- Stated problem:
Below are the records; reproduce all of them exactly but without any images.

(Extracts from a graphics dataset)

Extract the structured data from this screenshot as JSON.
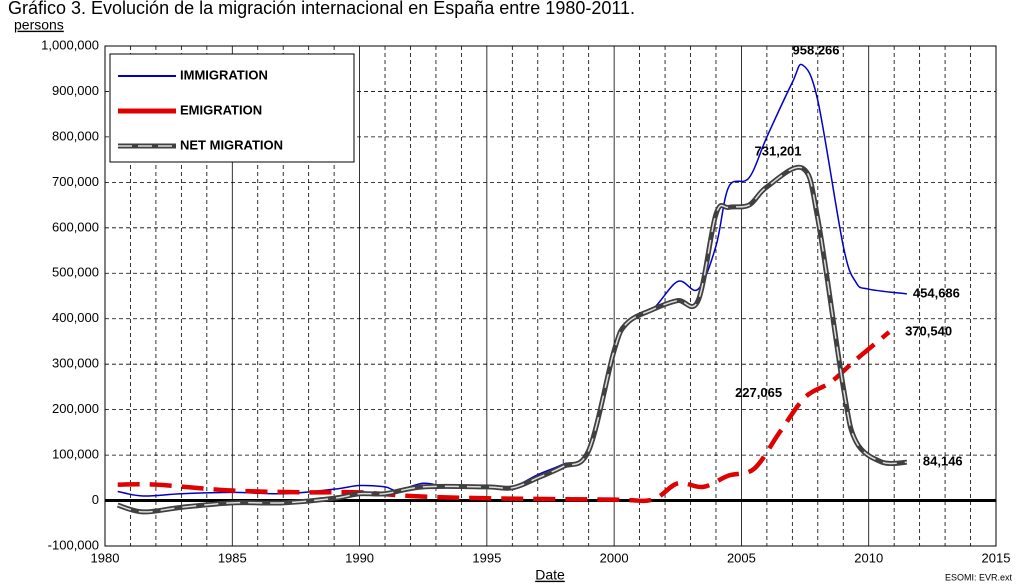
{
  "chart_data": {
    "type": "line",
    "title": "Gráfico 3. Evolución de la migración internacional en España entre 1980-2011.",
    "y_label": "persons",
    "x_label": "Date",
    "source": "ESOMI: EVR.ext",
    "xlim": [
      1980,
      2015
    ],
    "xticks": [
      1980,
      1985,
      1990,
      1995,
      2000,
      2005,
      2010,
      2015
    ],
    "xminorticks": [
      1981,
      1982,
      1983,
      1984,
      1986,
      1987,
      1988,
      1989,
      1991,
      1992,
      1993,
      1994,
      1996,
      1997,
      1998,
      1999,
      2001,
      2002,
      2003,
      2004,
      2006,
      2007,
      2008,
      2009,
      2011,
      2012,
      2013,
      2014
    ],
    "ylim": [
      -100000,
      1000000
    ],
    "yticks": [
      {
        "value": -100000,
        "label": "-100,000"
      },
      0,
      {
        "value": 100000,
        "label": "100,000"
      },
      {
        "value": 200000,
        "label": "200,000"
      },
      {
        "value": 300000,
        "label": "300,000"
      },
      {
        "value": 400000,
        "label": "400,000"
      },
      {
        "value": 500000,
        "label": "500,000"
      },
      {
        "value": 600000,
        "label": "600,000"
      },
      {
        "value": 700000,
        "label": "700,000"
      },
      {
        "value": 800000,
        "label": "800,000"
      },
      {
        "value": 900000,
        "label": "900,000"
      },
      {
        "value": 1000000,
        "label": "1,000,000"
      }
    ],
    "grid": true,
    "legend": "top-left",
    "series": [
      {
        "name": "IMMIGRATION",
        "color": "#0000cc",
        "style": "solid",
        "x": [
          1980.5,
          1981.5,
          1983,
          1985,
          1987,
          1989,
          1990,
          1991,
          1991.5,
          1992.5,
          1993.5,
          1995,
          1996,
          1997,
          1998,
          1999,
          2000,
          2000.5,
          2001.5,
          2002.5,
          2003.3,
          2004,
          2004.5,
          2005.3,
          2006,
          2007,
          2007.4,
          2008,
          2009,
          2009.5,
          2010,
          2011.5
        ],
        "values": [
          20000,
          10000,
          15000,
          18000,
          15000,
          25000,
          33000,
          30000,
          22000,
          38000,
          30000,
          33000,
          30000,
          57000,
          80000,
          110000,
          330000,
          390000,
          420000,
          482000,
          465000,
          560000,
          690000,
          710000,
          800000,
          920000,
          958266,
          880000,
          560000,
          480000,
          465000,
          454686
        ],
        "value_labels": [
          null,
          null,
          null,
          null,
          null,
          null,
          null,
          null,
          null,
          null,
          null,
          null,
          null,
          null,
          null,
          null,
          null,
          null,
          null,
          null,
          null,
          null,
          null,
          null,
          null,
          null,
          "958.266",
          null,
          null,
          null,
          null,
          "454,686"
        ]
      },
      {
        "name": "EMIGRATION",
        "color": "#e00000",
        "style": "dashed",
        "x": [
          1980.5,
          1982,
          1985,
          1988,
          1990,
          1992,
          1995,
          2000,
          2001.5,
          2002.5,
          2003.5,
          2004.5,
          2005.5,
          2006.5,
          2007.5,
          2008.5,
          2009.5,
          2010.8
        ],
        "values": [
          35000,
          35000,
          22000,
          18000,
          18000,
          10000,
          5000,
          2000,
          2000,
          38000,
          30000,
          55000,
          70000,
          150000,
          227065,
          260000,
          310000,
          370540
        ],
        "value_labels": [
          null,
          null,
          null,
          null,
          null,
          null,
          null,
          null,
          null,
          null,
          null,
          null,
          null,
          null,
          "227,065",
          null,
          null,
          "370,540"
        ]
      },
      {
        "name": "NET MIGRATION",
        "color": "#404040",
        "style": "double",
        "x": [
          1980.5,
          1981.5,
          1983,
          1985,
          1987,
          1989,
          1990,
          1991,
          1992.5,
          1995,
          1996,
          1997,
          1998,
          1999,
          2000,
          2000.5,
          2001.5,
          2002.5,
          2003.3,
          2004,
          2004.5,
          2005.3,
          2006,
          2007.4,
          2008,
          2009,
          2009.5,
          2010.5,
          2011.5
        ],
        "values": [
          -10000,
          -25000,
          -15000,
          -5000,
          -5000,
          5000,
          15000,
          15000,
          30000,
          30000,
          28000,
          50000,
          75000,
          110000,
          330000,
          390000,
          420000,
          440000,
          440000,
          630000,
          645000,
          650000,
          690000,
          731201,
          620000,
          250000,
          130000,
          85000,
          84146
        ],
        "value_labels": [
          null,
          null,
          null,
          null,
          null,
          null,
          null,
          null,
          null,
          null,
          null,
          null,
          null,
          null,
          null,
          null,
          null,
          null,
          null,
          null,
          null,
          null,
          null,
          "731,201",
          null,
          null,
          null,
          null,
          "84,146"
        ]
      }
    ]
  }
}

- Result of this exercise:
Extract the structured data from this screenshot as JSON.
{
  "chart_data": {
    "type": "line",
    "title": "Gráfico 3. Evolución de la migración internacional en España entre 1980-2011.",
    "y_label": "persons",
    "x_label": "Date",
    "source": "ESOMI: EVR.ext",
    "xlim": [
      1980,
      2015
    ],
    "xticks": [
      1980,
      1985,
      1990,
      1995,
      2000,
      2005,
      2010,
      2015
    ],
    "xminorticks": [
      1981,
      1982,
      1983,
      1984,
      1986,
      1987,
      1988,
      1989,
      1991,
      1992,
      1993,
      1994,
      1996,
      1997,
      1998,
      1999,
      2001,
      2002,
      2003,
      2004,
      2006,
      2007,
      2008,
      2009,
      2011,
      2012,
      2013,
      2014
    ],
    "ylim": [
      -100000,
      1000000
    ],
    "yticks": [
      {
        "value": -100000,
        "label": "-100,000"
      },
      0,
      {
        "value": 100000,
        "label": "100,000"
      },
      {
        "value": 200000,
        "label": "200,000"
      },
      {
        "value": 300000,
        "label": "300,000"
      },
      {
        "value": 400000,
        "label": "400,000"
      },
      {
        "value": 500000,
        "label": "500,000"
      },
      {
        "value": 600000,
        "label": "600,000"
      },
      {
        "value": 700000,
        "label": "700,000"
      },
      {
        "value": 800000,
        "label": "800,000"
      },
      {
        "value": 900000,
        "label": "900,000"
      },
      {
        "value": 1000000,
        "label": "1,000,000"
      }
    ],
    "grid": true,
    "legend": "top-left",
    "series": [
      {
        "name": "IMMIGRATION",
        "color": "#0000cc",
        "style": "solid",
        "x": [
          1980.5,
          1981.5,
          1983,
          1985,
          1987,
          1989,
          1990,
          1991,
          1991.5,
          1992.5,
          1993.5,
          1995,
          1996,
          1997,
          1998,
          1999,
          2000,
          2000.5,
          2001.5,
          2002.5,
          2003.3,
          2004,
          2004.5,
          2005.3,
          2006,
          2007,
          2007.4,
          2008,
          2009,
          2009.5,
          2010,
          2011.5
        ],
        "values": [
          20000,
          10000,
          15000,
          18000,
          15000,
          25000,
          33000,
          30000,
          22000,
          38000,
          30000,
          33000,
          30000,
          57000,
          80000,
          110000,
          330000,
          390000,
          420000,
          482000,
          465000,
          560000,
          690000,
          710000,
          800000,
          920000,
          958266,
          880000,
          560000,
          480000,
          465000,
          454686
        ],
        "value_labels": [
          null,
          null,
          null,
          null,
          null,
          null,
          null,
          null,
          null,
          null,
          null,
          null,
          null,
          null,
          null,
          null,
          null,
          null,
          null,
          null,
          null,
          null,
          null,
          null,
          null,
          null,
          "958.266",
          null,
          null,
          null,
          null,
          "454,686"
        ]
      },
      {
        "name": "EMIGRATION",
        "color": "#e00000",
        "style": "dashed",
        "x": [
          1980.5,
          1982,
          1985,
          1988,
          1990,
          1992,
          1995,
          2000,
          2001.5,
          2002.5,
          2003.5,
          2004.5,
          2005.5,
          2006.5,
          2007.5,
          2008.5,
          2009.5,
          2010.8
        ],
        "values": [
          35000,
          35000,
          22000,
          18000,
          18000,
          10000,
          5000,
          2000,
          2000,
          38000,
          30000,
          55000,
          70000,
          150000,
          227065,
          260000,
          310000,
          370540
        ],
        "value_labels": [
          null,
          null,
          null,
          null,
          null,
          null,
          null,
          null,
          null,
          null,
          null,
          null,
          null,
          null,
          "227,065",
          null,
          null,
          "370,540"
        ]
      },
      {
        "name": "NET MIGRATION",
        "color": "#404040",
        "style": "double",
        "x": [
          1980.5,
          1981.5,
          1983,
          1985,
          1987,
          1989,
          1990,
          1991,
          1992.5,
          1995,
          1996,
          1997,
          1998,
          1999,
          2000,
          2000.5,
          2001.5,
          2002.5,
          2003.3,
          2004,
          2004.5,
          2005.3,
          2006,
          2007.4,
          2008,
          2009,
          2009.5,
          2010.5,
          2011.5
        ],
        "values": [
          -10000,
          -25000,
          -15000,
          -5000,
          -5000,
          5000,
          15000,
          15000,
          30000,
          30000,
          28000,
          50000,
          75000,
          110000,
          330000,
          390000,
          420000,
          440000,
          440000,
          630000,
          645000,
          650000,
          690000,
          731201,
          620000,
          250000,
          130000,
          85000,
          84146
        ],
        "value_labels": [
          null,
          null,
          null,
          null,
          null,
          null,
          null,
          null,
          null,
          null,
          null,
          null,
          null,
          null,
          null,
          null,
          null,
          null,
          null,
          null,
          null,
          null,
          null,
          "731,201",
          null,
          null,
          null,
          null,
          "84,146"
        ]
      }
    ]
  }
}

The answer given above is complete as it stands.